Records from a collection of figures
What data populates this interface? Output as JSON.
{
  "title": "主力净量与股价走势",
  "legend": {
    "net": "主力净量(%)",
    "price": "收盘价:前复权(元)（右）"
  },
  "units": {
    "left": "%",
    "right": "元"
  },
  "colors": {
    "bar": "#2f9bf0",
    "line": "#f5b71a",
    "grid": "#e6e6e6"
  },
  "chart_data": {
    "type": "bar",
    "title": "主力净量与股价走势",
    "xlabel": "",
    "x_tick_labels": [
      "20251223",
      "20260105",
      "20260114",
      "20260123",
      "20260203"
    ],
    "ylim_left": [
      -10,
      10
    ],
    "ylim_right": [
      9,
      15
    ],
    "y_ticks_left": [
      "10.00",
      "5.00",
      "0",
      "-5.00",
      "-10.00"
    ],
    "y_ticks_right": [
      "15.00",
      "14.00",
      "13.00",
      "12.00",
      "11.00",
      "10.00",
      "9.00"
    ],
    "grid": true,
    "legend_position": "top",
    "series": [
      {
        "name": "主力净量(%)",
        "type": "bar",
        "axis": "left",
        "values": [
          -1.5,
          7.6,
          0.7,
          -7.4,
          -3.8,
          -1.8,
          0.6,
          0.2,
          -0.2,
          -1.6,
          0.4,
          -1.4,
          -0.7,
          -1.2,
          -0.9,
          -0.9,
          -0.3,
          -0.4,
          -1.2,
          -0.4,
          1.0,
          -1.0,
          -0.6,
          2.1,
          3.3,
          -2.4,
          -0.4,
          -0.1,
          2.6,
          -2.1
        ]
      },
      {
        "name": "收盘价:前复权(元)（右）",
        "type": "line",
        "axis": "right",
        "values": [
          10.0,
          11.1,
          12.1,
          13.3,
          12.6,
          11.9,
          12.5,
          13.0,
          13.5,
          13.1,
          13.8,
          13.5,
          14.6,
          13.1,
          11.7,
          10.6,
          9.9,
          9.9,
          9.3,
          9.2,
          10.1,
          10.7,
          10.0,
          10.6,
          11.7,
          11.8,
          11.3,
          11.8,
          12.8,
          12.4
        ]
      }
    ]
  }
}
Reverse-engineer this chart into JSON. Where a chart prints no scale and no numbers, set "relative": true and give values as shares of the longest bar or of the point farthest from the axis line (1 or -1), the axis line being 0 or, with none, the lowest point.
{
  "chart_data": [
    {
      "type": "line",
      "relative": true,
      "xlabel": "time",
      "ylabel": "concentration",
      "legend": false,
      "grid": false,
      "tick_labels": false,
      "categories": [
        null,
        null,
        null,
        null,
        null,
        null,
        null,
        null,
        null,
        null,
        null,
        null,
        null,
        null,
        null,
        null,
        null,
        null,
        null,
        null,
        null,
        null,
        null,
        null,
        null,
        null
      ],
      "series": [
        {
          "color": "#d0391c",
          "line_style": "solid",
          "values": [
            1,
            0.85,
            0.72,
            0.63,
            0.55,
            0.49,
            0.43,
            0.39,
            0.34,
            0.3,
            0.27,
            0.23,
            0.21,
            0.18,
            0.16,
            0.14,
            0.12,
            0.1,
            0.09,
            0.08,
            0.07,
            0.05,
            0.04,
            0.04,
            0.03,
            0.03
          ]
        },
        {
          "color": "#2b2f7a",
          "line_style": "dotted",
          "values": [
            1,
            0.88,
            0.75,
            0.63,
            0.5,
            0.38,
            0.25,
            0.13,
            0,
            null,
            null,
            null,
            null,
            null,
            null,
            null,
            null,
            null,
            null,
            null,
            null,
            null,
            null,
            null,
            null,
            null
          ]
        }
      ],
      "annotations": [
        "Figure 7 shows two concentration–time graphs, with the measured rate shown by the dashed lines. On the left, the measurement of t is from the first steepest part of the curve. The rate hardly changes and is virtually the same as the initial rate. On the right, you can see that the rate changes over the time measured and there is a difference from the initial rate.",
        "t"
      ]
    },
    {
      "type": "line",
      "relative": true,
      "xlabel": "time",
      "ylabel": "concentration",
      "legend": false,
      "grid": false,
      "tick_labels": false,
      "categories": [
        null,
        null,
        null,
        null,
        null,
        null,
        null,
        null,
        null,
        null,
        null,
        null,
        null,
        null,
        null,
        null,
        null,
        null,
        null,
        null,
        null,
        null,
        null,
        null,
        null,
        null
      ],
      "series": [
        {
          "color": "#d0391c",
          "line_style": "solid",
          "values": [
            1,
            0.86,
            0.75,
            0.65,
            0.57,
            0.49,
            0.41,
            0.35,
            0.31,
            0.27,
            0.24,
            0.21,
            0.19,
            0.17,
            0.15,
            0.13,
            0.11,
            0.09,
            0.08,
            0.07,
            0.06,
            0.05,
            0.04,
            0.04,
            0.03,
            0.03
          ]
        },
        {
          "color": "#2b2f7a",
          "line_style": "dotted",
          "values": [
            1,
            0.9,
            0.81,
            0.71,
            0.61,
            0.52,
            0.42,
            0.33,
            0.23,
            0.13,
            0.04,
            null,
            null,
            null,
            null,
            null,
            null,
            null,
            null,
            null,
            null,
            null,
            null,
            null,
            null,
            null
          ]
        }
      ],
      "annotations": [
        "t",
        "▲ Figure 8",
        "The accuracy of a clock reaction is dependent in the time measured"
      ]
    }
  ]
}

- [Stated exercise]: Isolate the lines above that contain the word "with" and copy them.

- [Correct answer]:
Reverse-engineer this chart into JSON. Where a chart prints no scale and no numbers, set "relative": true and give values as shares of the longest bar or of the point farthest from the axis line (1 or -1), the axis line being 0 or, with none, the lowest point.
        "Figure 7 shows two concentration–time graphs, with the measured rate shown by the dashed lines. On the left, the measurement of t is from the first steepest part of the curve. The rate hardly changes and is virtually the same as the initial rate. On the right, you can see that the rate changes over the time measured and there is a difference from the initial rate.",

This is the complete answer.